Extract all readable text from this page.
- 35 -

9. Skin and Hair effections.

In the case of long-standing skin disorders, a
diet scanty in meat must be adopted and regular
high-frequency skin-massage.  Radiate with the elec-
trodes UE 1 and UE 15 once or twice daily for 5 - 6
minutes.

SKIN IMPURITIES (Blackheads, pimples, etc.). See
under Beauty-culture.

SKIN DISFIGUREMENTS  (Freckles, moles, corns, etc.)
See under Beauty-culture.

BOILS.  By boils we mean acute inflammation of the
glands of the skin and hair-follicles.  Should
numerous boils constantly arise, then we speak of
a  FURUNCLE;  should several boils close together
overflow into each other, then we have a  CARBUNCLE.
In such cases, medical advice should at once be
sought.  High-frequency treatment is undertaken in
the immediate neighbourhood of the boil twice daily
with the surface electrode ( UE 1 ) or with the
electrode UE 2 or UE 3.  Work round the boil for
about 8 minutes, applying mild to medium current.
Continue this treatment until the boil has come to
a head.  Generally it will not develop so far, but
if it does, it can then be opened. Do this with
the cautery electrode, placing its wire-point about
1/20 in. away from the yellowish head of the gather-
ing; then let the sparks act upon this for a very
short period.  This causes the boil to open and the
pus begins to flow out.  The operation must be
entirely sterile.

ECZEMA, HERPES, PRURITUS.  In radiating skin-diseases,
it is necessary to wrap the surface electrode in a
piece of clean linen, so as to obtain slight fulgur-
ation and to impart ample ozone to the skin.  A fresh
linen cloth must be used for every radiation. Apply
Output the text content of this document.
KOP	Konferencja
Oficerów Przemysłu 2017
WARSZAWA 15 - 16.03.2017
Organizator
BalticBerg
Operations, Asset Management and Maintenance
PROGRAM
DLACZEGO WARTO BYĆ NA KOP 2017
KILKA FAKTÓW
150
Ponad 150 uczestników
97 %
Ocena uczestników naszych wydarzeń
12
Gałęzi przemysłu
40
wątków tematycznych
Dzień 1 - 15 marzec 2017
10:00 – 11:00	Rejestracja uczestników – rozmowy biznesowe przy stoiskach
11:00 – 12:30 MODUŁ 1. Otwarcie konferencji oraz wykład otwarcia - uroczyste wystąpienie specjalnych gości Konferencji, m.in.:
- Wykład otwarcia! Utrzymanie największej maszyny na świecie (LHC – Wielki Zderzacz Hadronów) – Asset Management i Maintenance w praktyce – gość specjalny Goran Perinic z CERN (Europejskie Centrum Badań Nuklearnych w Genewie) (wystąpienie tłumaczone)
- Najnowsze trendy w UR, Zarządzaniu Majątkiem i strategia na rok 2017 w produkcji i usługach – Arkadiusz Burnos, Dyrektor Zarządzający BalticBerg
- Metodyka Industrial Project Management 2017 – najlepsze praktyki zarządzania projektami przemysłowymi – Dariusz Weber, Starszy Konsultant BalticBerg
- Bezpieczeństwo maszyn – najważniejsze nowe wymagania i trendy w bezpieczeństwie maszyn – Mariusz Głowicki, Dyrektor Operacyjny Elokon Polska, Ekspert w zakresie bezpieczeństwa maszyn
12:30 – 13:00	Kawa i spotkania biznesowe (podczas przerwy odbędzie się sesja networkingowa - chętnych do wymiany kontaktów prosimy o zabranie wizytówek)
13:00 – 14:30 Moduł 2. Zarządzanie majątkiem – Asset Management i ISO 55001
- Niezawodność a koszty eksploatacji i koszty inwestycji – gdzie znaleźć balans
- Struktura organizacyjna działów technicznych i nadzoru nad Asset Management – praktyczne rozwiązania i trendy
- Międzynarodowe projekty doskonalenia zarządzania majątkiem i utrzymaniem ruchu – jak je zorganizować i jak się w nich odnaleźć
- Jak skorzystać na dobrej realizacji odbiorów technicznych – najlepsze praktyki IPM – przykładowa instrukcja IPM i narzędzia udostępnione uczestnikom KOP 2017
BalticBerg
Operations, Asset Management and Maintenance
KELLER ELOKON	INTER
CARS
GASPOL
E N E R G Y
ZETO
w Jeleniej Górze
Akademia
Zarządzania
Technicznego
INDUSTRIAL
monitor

**Written instruction**
Your task is to output all of the data above word for word.

**Task result**
Extract all readable text from this page.
- 35 -

9. Skin and Hair effections.

In the case of long-standing skin disorders, a
diet scanty in meat must be adopted and regular
high-frequency skin-massage.  Radiate with the elec-
trodes UE 1 and UE 15 once or twice daily for 5 - 6
minutes.

SKIN IMPURITIES (Blackheads, pimples, etc.). See
under Beauty-culture.

SKIN DISFIGUREMENTS  (Freckles, moles, corns, etc.)
See under Beauty-culture.

BOILS.  By boils we mean acute inflammation of the
glands of the skin and hair-follicles.  Should
numerous boils constantly arise, then we speak of
a  FURUNCLE;  should several boils close together
overflow into each other, then we have a  CARBUNCLE.
In such cases, medical advice should at once be
sought.  High-frequency treatment is undertaken in
the immediate neighbourhood of the boil twice daily
with the surface electrode ( UE 1 ) or with the
electrode UE 2 or UE 3.  Work round the boil for
about 8 minutes, applying mild to medium current.
Continue this treatment until the boil has come to
a head.  Generally it will not develop so far, but
if it does, it can then be opened. Do this with
the cautery electrode, placing its wire-point about
1/20 in. away from the yellowish head of the gather-
ing; then let the sparks act upon this for a very
short period.  This causes the boil to open and the
pus begins to flow out.  The operation must be
entirely sterile.

ECZEMA, HERPES, PRURITUS.  In radiating skin-diseases,
it is necessary to wrap the surface electrode in a
piece of clean linen, so as to obtain slight fulgur-
ation and to impart ample ozone to the skin.  A fresh
linen cloth must be used for every radiation. Apply
Output the text content of this document.
KOP	Konferencja
Oficerów Przemysłu 2017
WARSZAWA 15 - 16.03.2017
Organizator
BalticBerg
Operations, Asset Management and Maintenance
PROGRAM
DLACZEGO WARTO BYĆ NA KOP 2017
KILKA FAKTÓW
150
Ponad 150 uczestników
97 %
Ocena uczestników naszych wydarzeń
12
Gałęzi przemysłu
40
wątków tematycznych
Dzień 1 - 15 marzec 2017
10:00 – 11:00	Rejestracja uczestników – rozmowy biznesowe przy stoiskach
11:00 – 12:30 MODUŁ 1. Otwarcie konferencji oraz wykład otwarcia - uroczyste wystąpienie specjalnych gości Konferencji, m.in.:
- Wykład otwarcia! Utrzymanie największej maszyny na świecie (LHC – Wielki Zderzacz Hadronów) – Asset Management i Maintenance w praktyce – gość specjalny Goran Perinic z CERN (Europejskie Centrum Badań Nuklearnych w Genewie) (wystąpienie tłumaczone)
- Najnowsze trendy w UR, Zarządzaniu Majątkiem i strategia na rok 2017 w produkcji i usługach – Arkadiusz Burnos, Dyrektor Zarządzający BalticBerg
- Metodyka Industrial Project Management 2017 – najlepsze praktyki zarządzania projektami przemysłowymi – Dariusz Weber, Starszy Konsultant BalticBerg
- Bezpieczeństwo maszyn – najważniejsze nowe wymagania i trendy w bezpieczeństwie maszyn – Mariusz Głowicki, Dyrektor Operacyjny Elokon Polska, Ekspert w zakresie bezpieczeństwa maszyn
12:30 – 13:00	Kawa i spotkania biznesowe (podczas przerwy odbędzie się sesja networkingowa - chętnych do wymiany kontaktów prosimy o zabranie wizytówek)
13:00 – 14:30 Moduł 2. Zarządzanie majątkiem – Asset Management i ISO 55001
- Niezawodność a koszty eksploatacji i koszty inwestycji – gdzie znaleźć balans
- Struktura organizacyjna działów technicznych i nadzoru nad Asset Management – praktyczne rozwiązania i trendy
- Międzynarodowe projekty doskonalenia zarządzania majątkiem i utrzymaniem ruchu – jak je zorganizować i jak się w nich odnaleźć
- Jak skorzystać na dobrej realizacji odbiorów technicznych – najlepsze praktyki IPM – przykładowa instrukcja IPM i narzędzia udostępnione uczestnikom KOP 2017
BalticBerg
Operations, Asset Management and Maintenance
KELLER ELOKON	INTER
CARS
GASPOL
E N E R G Y
ZETO
w Jeleniej Górze
Akademia
Zarządzania
Technicznego
INDUSTRIAL
monitor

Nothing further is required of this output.